* _OBJECTIVE_:
Render the material again word for word, skipping the pictures in it.

* _LISTED ENTRIES_:

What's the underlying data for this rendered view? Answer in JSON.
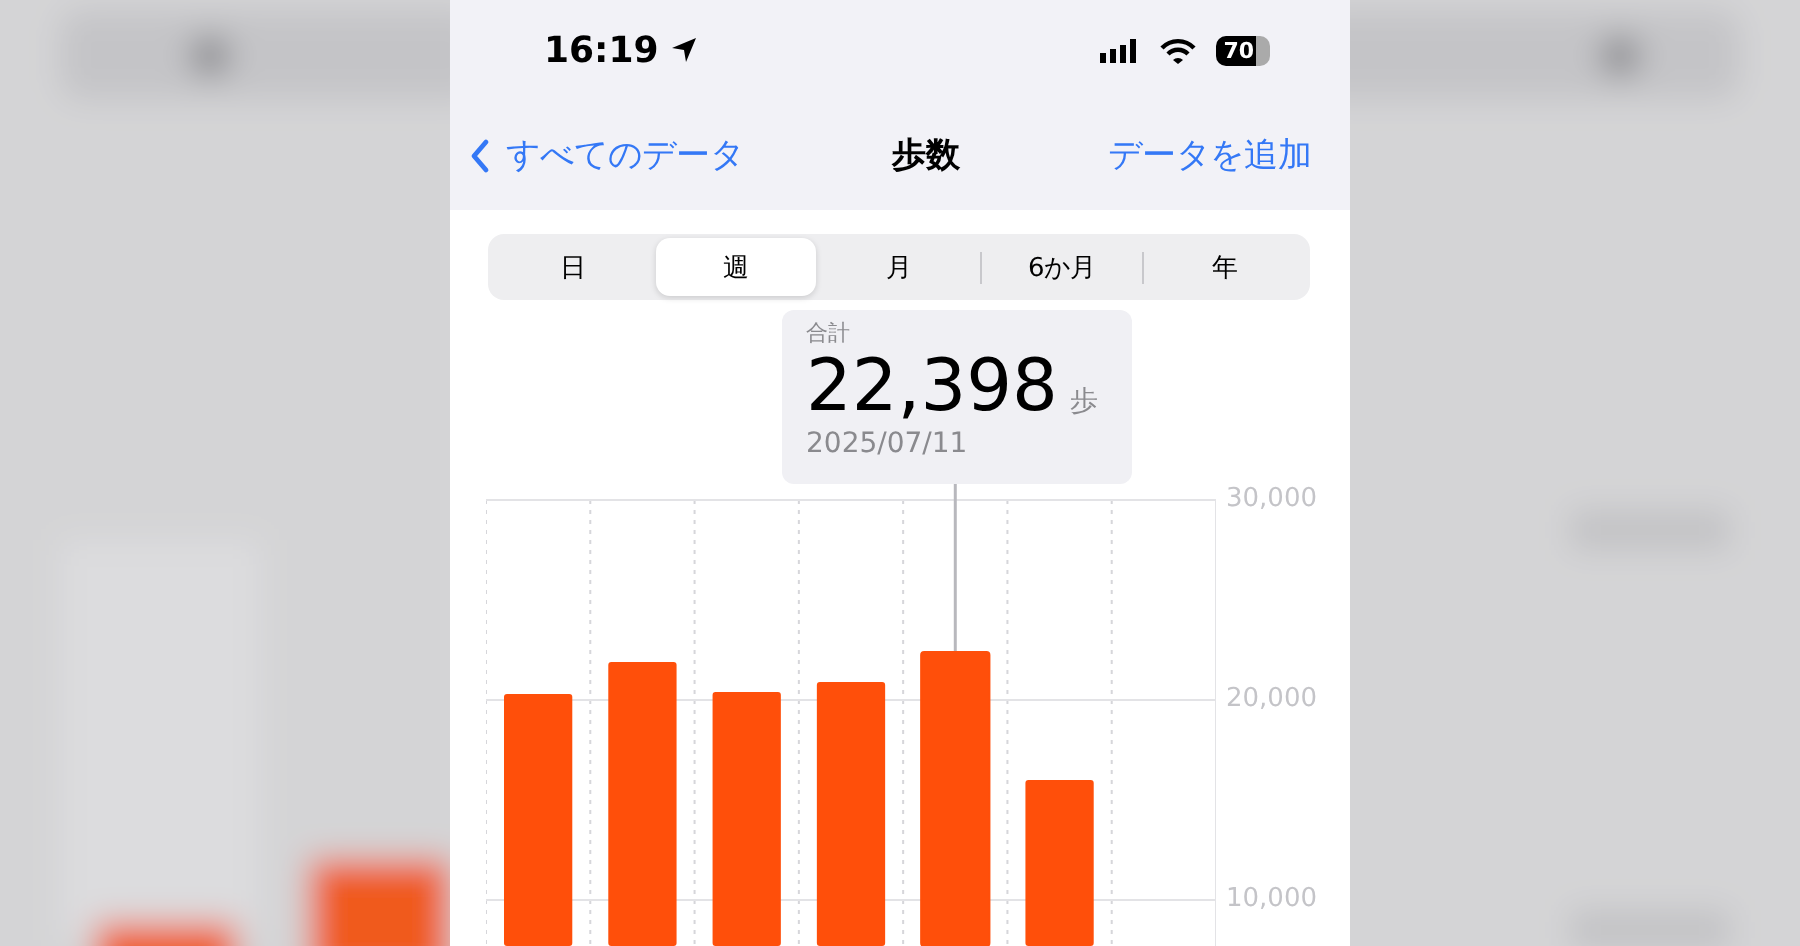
{
  "status_bar": {
    "time": "16:19",
    "battery": "70"
  },
  "nav": {
    "back": "すべてのデータ",
    "title": "歩数",
    "action": "データを追加"
  },
  "tabs": [
    {
      "label": "日",
      "selected": false
    },
    {
      "label": "週",
      "selected": true
    },
    {
      "label": "月",
      "selected": false
    },
    {
      "label": "6か月",
      "selected": false
    },
    {
      "label": "年",
      "selected": false
    }
  ],
  "selection": {
    "label": "合計",
    "value": "22,398",
    "unit": "歩",
    "date": "2025/07/11"
  },
  "bars": [
    {
      "selected": false
    },
    {
      "selected": false
    },
    {
      "selected": false
    },
    {
      "selected": false
    },
    {
      "selected": true
    },
    {
      "selected": false
    }
  ],
  "chart_data": {
    "type": "bar",
    "values": [
      20300,
      21900,
      20400,
      20900,
      22400,
      16000,
      null
    ],
    "ylim": [
      7700,
      30000
    ],
    "yticks": [
      {
        "value": 10000,
        "label": "10,000"
      },
      {
        "value": 20000,
        "label": "20,000"
      },
      {
        "value": 30000,
        "label": "30,000"
      }
    ]
  }
}
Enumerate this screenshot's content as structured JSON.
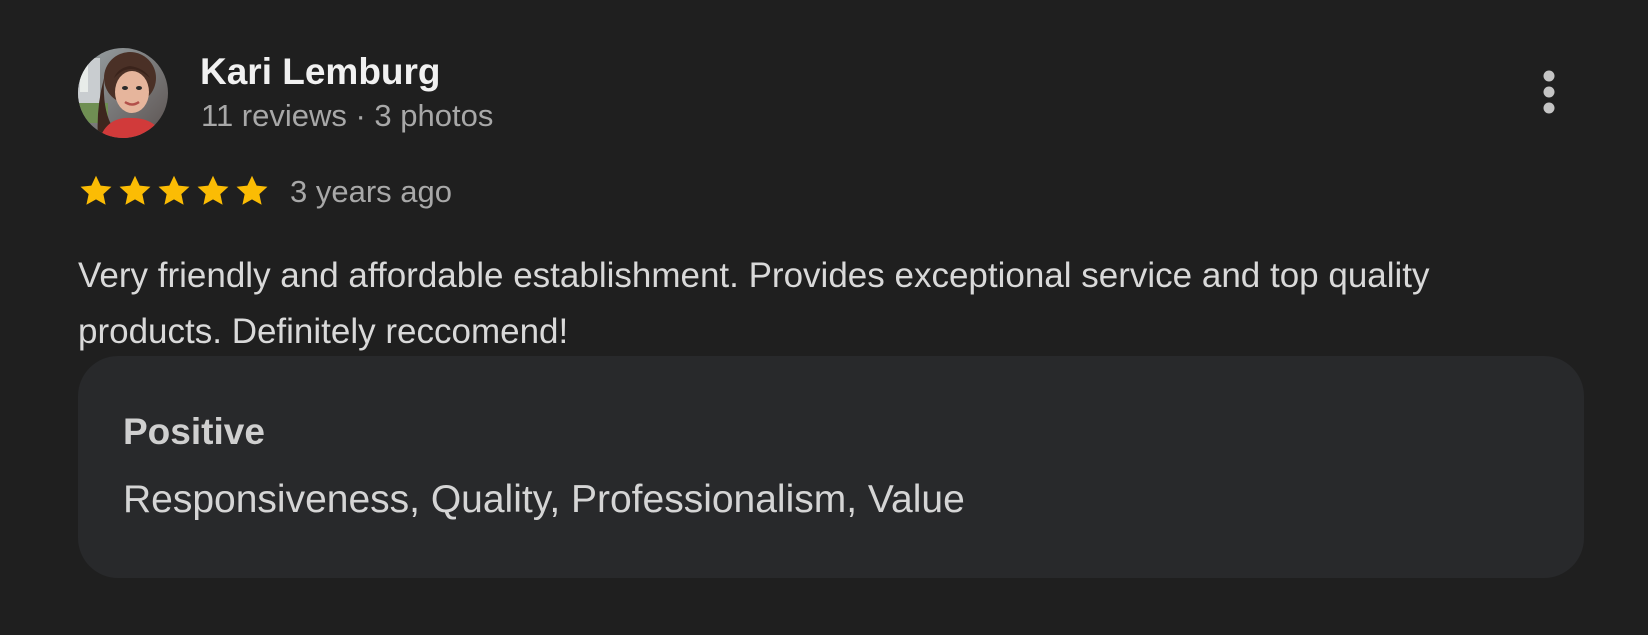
{
  "reviewer": {
    "name": "Kari Lemburg",
    "meta": "11 reviews · 3 photos"
  },
  "review": {
    "rating": 5,
    "max_rating": 5,
    "time": "3 years ago",
    "text": "Very friendly and affordable establishment. Provides exceptional service and top quality products. Definitely reccomend!"
  },
  "attributes": {
    "heading": "Positive",
    "values": "Responsiveness, Quality, Professionalism, Value"
  },
  "icons": {
    "more": "more-vert-icon",
    "star": "star-icon"
  },
  "colors": {
    "background": "#1f1f1f",
    "panel": "#28292b",
    "star": "#fbbc04",
    "secondary_text": "#a8a8a8"
  }
}
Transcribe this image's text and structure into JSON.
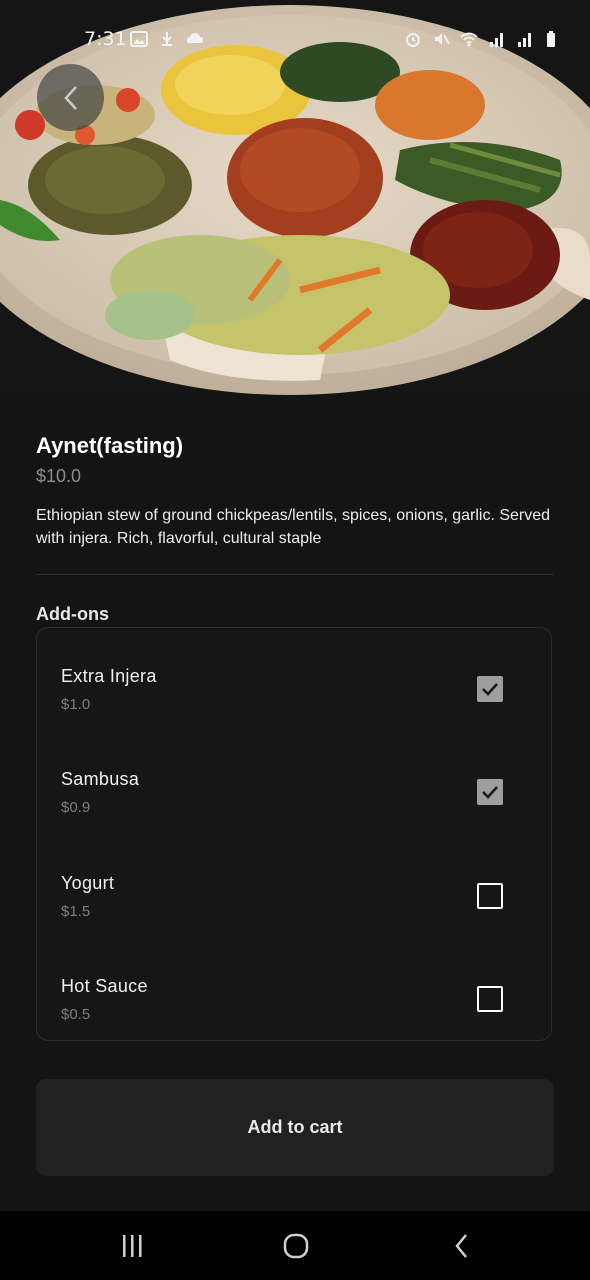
{
  "status_bar": {
    "time": "7:31",
    "left_icons": [
      "gallery-icon",
      "usb-debug-icon",
      "weather-icon"
    ],
    "right_icons": [
      "alarm-icon",
      "mute-icon",
      "wifi-icon",
      "signal-icon",
      "signal-icon",
      "battery-icon"
    ]
  },
  "hero": {
    "image": "injera-platter-photo",
    "back_icon": "chevron-left-icon"
  },
  "item": {
    "title": "Aynet(fasting)",
    "price": "$10.0",
    "description": "Ethiopian stew of ground chickpeas/lentils, spices, onions, garlic. Served with injera. Rich, flavorful, cultural staple"
  },
  "addons": {
    "heading": "Add-ons",
    "items": [
      {
        "name": "Extra Injera",
        "price": "$1.0",
        "checked": true
      },
      {
        "name": "Sambusa",
        "price": "$0.9",
        "checked": true
      },
      {
        "name": "Yogurt",
        "price": "$1.5",
        "checked": false
      },
      {
        "name": "Hot Sauce",
        "price": "$0.5",
        "checked": false
      }
    ]
  },
  "cart_button": {
    "label": "Add to cart"
  },
  "nav": {
    "icons": [
      "recent-apps-icon",
      "home-icon",
      "back-icon"
    ]
  },
  "colors": {
    "background": "#141414",
    "panel_border": "#2d2d2d",
    "button_bg": "#212121",
    "checkbox_checked": "#9e9e9e"
  }
}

* _FINAL RESULT_:
What's the underlying data for this rendered view? Answer in JSON.
{
  "status_bar": {
    "time": "16:19",
    "battery": "70"
  },
  "nav": {
    "back": "すべてのデータ",
    "title": "歩数",
    "action": "データを追加"
  },
  "tabs": [
    {
      "label": "日",
      "selected": false
    },
    {
      "label": "週",
      "selected": true
    },
    {
      "label": "月",
      "selected": false
    },
    {
      "label": "6か月",
      "selected": false
    },
    {
      "label": "年",
      "selected": false
    }
  ],
  "selection": {
    "label": "合計",
    "value": "22,398",
    "unit": "歩",
    "date": "2025/07/11"
  },
  "bars": [
    {
      "selected": false
    },
    {
      "selected": false
    },
    {
      "selected": false
    },
    {
      "selected": false
    },
    {
      "selected": true
    },
    {
      "selected": false
    }
  ],
  "chart_data": {
    "type": "bar",
    "values": [
      20300,
      21900,
      20400,
      20900,
      22400,
      16000,
      null
    ],
    "ylim": [
      7700,
      30000
    ],
    "yticks": [
      {
        "value": 10000,
        "label": "10,000"
      },
      {
        "value": 20000,
        "label": "20,000"
      },
      {
        "value": 30000,
        "label": "30,000"
      }
    ]
  }
}
Enumerate this screenshot's content as structured JSON.
{
  "reviewer": {
    "name": "Kari Lemburg",
    "meta": "11 reviews · 3 photos"
  },
  "review": {
    "rating": 5,
    "max_rating": 5,
    "time": "3 years ago",
    "text": "Very friendly and affordable establishment. Provides exceptional service and top quality products. Definitely reccomend!"
  },
  "attributes": {
    "heading": "Positive",
    "values": "Responsiveness, Quality, Professionalism, Value"
  },
  "icons": {
    "more": "more-vert-icon",
    "star": "star-icon"
  },
  "colors": {
    "background": "#1f1f1f",
    "panel": "#28292b",
    "star": "#fbbc04",
    "secondary_text": "#a8a8a8"
  }
}
Transcribe this image's text and structure into JSON.
{
  "status_bar": {
    "time": "7:31",
    "left_icons": [
      "gallery-icon",
      "usb-debug-icon",
      "weather-icon"
    ],
    "right_icons": [
      "alarm-icon",
      "mute-icon",
      "wifi-icon",
      "signal-icon",
      "signal-icon",
      "battery-icon"
    ]
  },
  "hero": {
    "image": "injera-platter-photo",
    "back_icon": "chevron-left-icon"
  },
  "item": {
    "title": "Aynet(fasting)",
    "price": "$10.0",
    "description": "Ethiopian stew of ground chickpeas/lentils, spices, onions, garlic. Served with injera. Rich, flavorful, cultural staple"
  },
  "addons": {
    "heading": "Add-ons",
    "items": [
      {
        "name": "Extra Injera",
        "price": "$1.0",
        "checked": true
      },
      {
        "name": "Sambusa",
        "price": "$0.9",
        "checked": true
      },
      {
        "name": "Yogurt",
        "price": "$1.5",
        "checked": false
      },
      {
        "name": "Hot Sauce",
        "price": "$0.5",
        "checked": false
      }
    ]
  },
  "cart_button": {
    "label": "Add to cart"
  },
  "nav": {
    "icons": [
      "recent-apps-icon",
      "home-icon",
      "back-icon"
    ]
  },
  "colors": {
    "background": "#141414",
    "panel_border": "#2d2d2d",
    "button_bg": "#212121",
    "checkbox_checked": "#9e9e9e"
  }
}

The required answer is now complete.